### EXERCISE TEXT

Start of Block

I've been able to reproduce my error when running this piece of code with random NAs introduced at the value column of the bos spacetime cube.

gi_stars <- bos_nb |> 
  group_by(time_period) |> 
  mutate(gi_star = local_gstar_perm(value, nb, wt)) |> 
  tidyr::unnest(gi_star)

gi_stars |> 
  select(.region_id, time_period, gi_star, p_folded_sim)

and the error as follow:

Error in mutate(): ℹ In argument: gi_star = local_gstar_perm(value, nb, wt). ℹ In group 1: time_period = 2010-01-01. Caused by error in card(): ! not a neighbours list Run rlang::last_trace() to see where the error occurred.

End of Block

### PROVIDED RECORDS
Start of Block

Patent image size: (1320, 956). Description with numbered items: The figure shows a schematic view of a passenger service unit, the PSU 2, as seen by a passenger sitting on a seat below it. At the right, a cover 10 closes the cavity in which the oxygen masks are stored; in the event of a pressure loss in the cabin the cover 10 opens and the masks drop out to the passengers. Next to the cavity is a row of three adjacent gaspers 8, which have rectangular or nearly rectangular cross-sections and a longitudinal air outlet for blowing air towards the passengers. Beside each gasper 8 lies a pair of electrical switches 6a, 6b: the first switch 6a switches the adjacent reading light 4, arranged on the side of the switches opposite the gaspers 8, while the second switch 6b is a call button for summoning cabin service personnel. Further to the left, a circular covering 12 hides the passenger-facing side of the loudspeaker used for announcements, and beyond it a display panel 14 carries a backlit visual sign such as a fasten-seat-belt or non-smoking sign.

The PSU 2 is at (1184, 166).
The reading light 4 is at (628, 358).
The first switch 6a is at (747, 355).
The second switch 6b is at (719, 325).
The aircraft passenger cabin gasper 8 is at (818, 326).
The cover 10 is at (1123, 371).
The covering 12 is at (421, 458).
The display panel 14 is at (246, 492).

End of Block

### REQUIREMENT A
According to the forum post about the R error, in which function was the error caused?
### REQUIREMENT B
Echo the forum post about the R error, beginning at the words "I've been able" and stopping after "the error occurred.".

### RESPONSE AREA A
The error was caused in card().

### RESPONSE AREA B
I've been able to reproduce my error when running this piece of code with random NAs introduced at the value column of the bos spacetime cube.

gi_stars <- bos_nb |> 
  group_by(time_period) |> 
  mutate(gi_star = local_gstar_perm(value, nb, wt)) |> 
  tidyr::unnest(gi_star)

gi_stars |> 
  select(.region_id, time_period, gi_star, p_folded_sim)

and the error as follow:

Error in mutate(): ℹ In argument: gi_star = local_gstar_perm(value, nb, wt). ℹ In group 1: time_period = 2010-01-01. Caused by error in card(): ! not a neighbours list Run rlang::last_trace() to see where the error occurred.